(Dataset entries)
* * *

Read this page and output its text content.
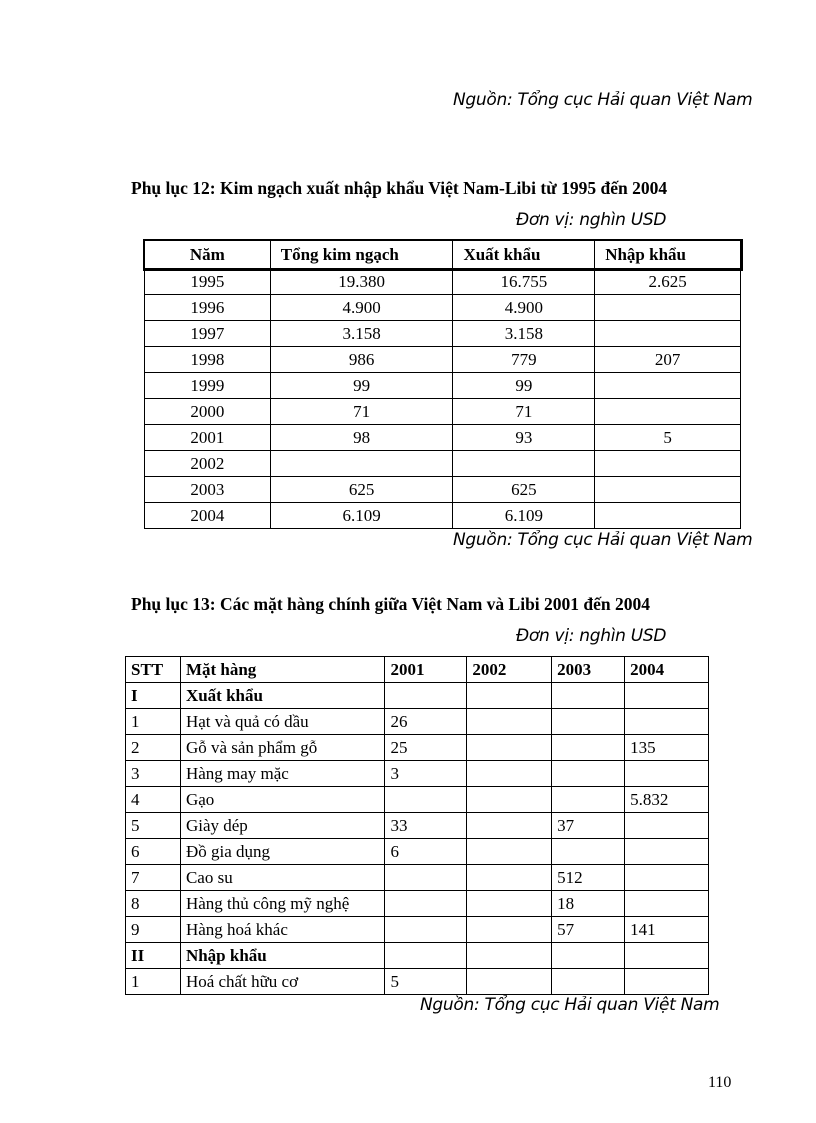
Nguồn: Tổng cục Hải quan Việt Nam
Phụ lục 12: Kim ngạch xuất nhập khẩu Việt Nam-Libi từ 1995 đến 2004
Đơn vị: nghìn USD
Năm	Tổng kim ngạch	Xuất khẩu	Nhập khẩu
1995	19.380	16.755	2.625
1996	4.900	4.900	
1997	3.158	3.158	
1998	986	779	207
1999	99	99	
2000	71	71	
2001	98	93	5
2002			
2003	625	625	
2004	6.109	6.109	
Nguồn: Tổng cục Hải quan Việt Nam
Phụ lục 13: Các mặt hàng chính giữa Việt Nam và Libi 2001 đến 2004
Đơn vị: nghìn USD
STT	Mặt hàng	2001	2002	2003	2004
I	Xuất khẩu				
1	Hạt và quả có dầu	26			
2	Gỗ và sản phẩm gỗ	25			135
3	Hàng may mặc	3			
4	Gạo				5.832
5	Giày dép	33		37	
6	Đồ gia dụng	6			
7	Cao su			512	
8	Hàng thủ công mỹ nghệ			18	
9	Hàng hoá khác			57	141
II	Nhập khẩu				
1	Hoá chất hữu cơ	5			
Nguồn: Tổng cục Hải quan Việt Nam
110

* * *

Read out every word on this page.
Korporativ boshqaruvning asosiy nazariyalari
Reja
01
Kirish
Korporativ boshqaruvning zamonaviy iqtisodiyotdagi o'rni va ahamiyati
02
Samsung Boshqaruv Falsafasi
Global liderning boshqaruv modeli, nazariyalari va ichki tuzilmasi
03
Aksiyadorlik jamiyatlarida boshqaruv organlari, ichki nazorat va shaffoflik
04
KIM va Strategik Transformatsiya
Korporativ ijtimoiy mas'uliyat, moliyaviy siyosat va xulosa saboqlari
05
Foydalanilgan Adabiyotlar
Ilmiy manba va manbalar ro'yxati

* * *

_Task description_
Using the entries above, find all lines with "Read". Copy them.

_Result for this exercise_
Read this page and output its text content.
Read out every word on this page.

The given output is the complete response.